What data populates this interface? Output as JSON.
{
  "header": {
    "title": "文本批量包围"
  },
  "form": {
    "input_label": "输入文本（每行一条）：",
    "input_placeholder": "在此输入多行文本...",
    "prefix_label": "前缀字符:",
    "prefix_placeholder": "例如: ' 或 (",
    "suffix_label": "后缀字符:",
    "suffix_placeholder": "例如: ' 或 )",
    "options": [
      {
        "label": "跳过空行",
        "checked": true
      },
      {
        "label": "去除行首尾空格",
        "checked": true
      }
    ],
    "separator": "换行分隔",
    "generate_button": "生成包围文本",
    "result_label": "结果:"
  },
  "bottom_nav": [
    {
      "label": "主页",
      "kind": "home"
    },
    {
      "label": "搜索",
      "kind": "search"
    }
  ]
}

###

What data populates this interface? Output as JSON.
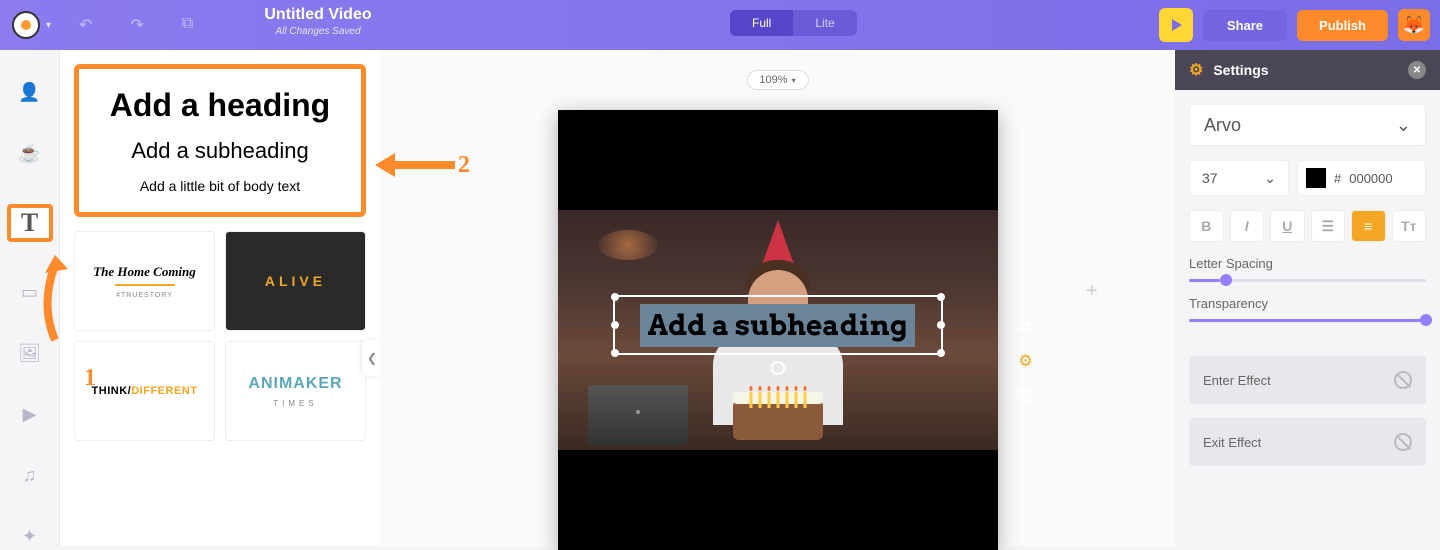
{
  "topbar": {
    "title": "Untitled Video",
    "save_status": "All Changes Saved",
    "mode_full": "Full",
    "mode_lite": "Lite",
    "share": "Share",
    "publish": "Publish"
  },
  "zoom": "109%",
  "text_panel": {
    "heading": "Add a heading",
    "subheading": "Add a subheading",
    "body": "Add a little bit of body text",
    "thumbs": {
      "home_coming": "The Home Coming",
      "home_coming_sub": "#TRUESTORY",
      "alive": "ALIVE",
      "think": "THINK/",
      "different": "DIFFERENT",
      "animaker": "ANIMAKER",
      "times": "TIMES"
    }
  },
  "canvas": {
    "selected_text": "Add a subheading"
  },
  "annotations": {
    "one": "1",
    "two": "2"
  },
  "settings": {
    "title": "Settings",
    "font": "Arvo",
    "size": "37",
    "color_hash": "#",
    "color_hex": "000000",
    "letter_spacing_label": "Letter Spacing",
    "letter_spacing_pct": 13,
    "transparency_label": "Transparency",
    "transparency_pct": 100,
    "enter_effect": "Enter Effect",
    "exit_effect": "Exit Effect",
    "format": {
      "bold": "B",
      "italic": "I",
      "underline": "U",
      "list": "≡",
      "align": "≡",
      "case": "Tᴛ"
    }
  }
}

###

• **Aim of the exercise**
Among the entries above, how many lines include the word "title"? Reply with the number only.

• **Written reply**
3